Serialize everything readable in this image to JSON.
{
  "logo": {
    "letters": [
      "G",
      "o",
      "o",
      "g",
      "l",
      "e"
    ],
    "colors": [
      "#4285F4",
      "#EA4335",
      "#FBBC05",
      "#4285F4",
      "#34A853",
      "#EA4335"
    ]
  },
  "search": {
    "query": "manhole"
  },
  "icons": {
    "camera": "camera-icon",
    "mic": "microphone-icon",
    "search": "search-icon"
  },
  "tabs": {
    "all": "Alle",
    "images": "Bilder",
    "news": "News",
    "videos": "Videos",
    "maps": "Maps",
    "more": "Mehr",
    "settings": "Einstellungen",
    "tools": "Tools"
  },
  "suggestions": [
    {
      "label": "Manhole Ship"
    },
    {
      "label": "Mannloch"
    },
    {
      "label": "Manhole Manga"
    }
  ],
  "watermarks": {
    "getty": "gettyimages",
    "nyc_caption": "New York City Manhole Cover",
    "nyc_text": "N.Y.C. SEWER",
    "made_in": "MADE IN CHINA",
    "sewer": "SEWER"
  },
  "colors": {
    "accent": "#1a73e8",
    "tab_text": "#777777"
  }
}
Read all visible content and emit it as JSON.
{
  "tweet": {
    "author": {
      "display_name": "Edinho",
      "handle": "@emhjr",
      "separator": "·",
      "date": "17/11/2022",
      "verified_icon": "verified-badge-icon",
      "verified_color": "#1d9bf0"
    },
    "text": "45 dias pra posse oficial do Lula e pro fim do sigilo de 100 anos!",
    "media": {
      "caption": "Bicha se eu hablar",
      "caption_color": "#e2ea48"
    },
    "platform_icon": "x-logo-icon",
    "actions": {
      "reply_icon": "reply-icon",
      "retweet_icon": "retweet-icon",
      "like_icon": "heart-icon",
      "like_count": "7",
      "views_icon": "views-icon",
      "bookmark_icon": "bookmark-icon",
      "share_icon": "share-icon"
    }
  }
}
◆ ◆ ◆
Problem to work on:
Return all the data exactly as given.

Answer for this exercise:
Serialize everything readable in this image to JSON.
{
  "logo": {
    "letters": [
      "G",
      "o",
      "o",
      "g",
      "l",
      "e"
    ],
    "colors": [
      "#4285F4",
      "#EA4335",
      "#FBBC05",
      "#4285F4",
      "#34A853",
      "#EA4335"
    ]
  },
  "search": {
    "query": "manhole"
  },
  "icons": {
    "camera": "camera-icon",
    "mic": "microphone-icon",
    "search": "search-icon"
  },
  "tabs": {
    "all": "Alle",
    "images": "Bilder",
    "news": "News",
    "videos": "Videos",
    "maps": "Maps",
    "more": "Mehr",
    "settings": "Einstellungen",
    "tools": "Tools"
  },
  "suggestions": [
    {
      "label": "Manhole Ship"
    },
    {
      "label": "Mannloch"
    },
    {
      "label": "Manhole Manga"
    }
  ],
  "watermarks": {
    "getty": "gettyimages",
    "nyc_caption": "New York City Manhole Cover",
    "nyc_text": "N.Y.C. SEWER",
    "made_in": "MADE IN CHINA",
    "sewer": "SEWER"
  },
  "colors": {
    "accent": "#1a73e8",
    "tab_text": "#777777"
  }
}
Read all visible content and emit it as JSON.
{
  "tweet": {
    "author": {
      "display_name": "Edinho",
      "handle": "@emhjr",
      "separator": "·",
      "date": "17/11/2022",
      "verified_icon": "verified-badge-icon",
      "verified_color": "#1d9bf0"
    },
    "text": "45 dias pra posse oficial do Lula e pro fim do sigilo de 100 anos!",
    "media": {
      "caption": "Bicha se eu hablar",
      "caption_color": "#e2ea48"
    },
    "platform_icon": "x-logo-icon",
    "actions": {
      "reply_icon": "reply-icon",
      "retweet_icon": "retweet-icon",
      "like_icon": "heart-icon",
      "like_count": "7",
      "views_icon": "views-icon",
      "bookmark_icon": "bookmark-icon",
      "share_icon": "share-icon"
    }
  }
}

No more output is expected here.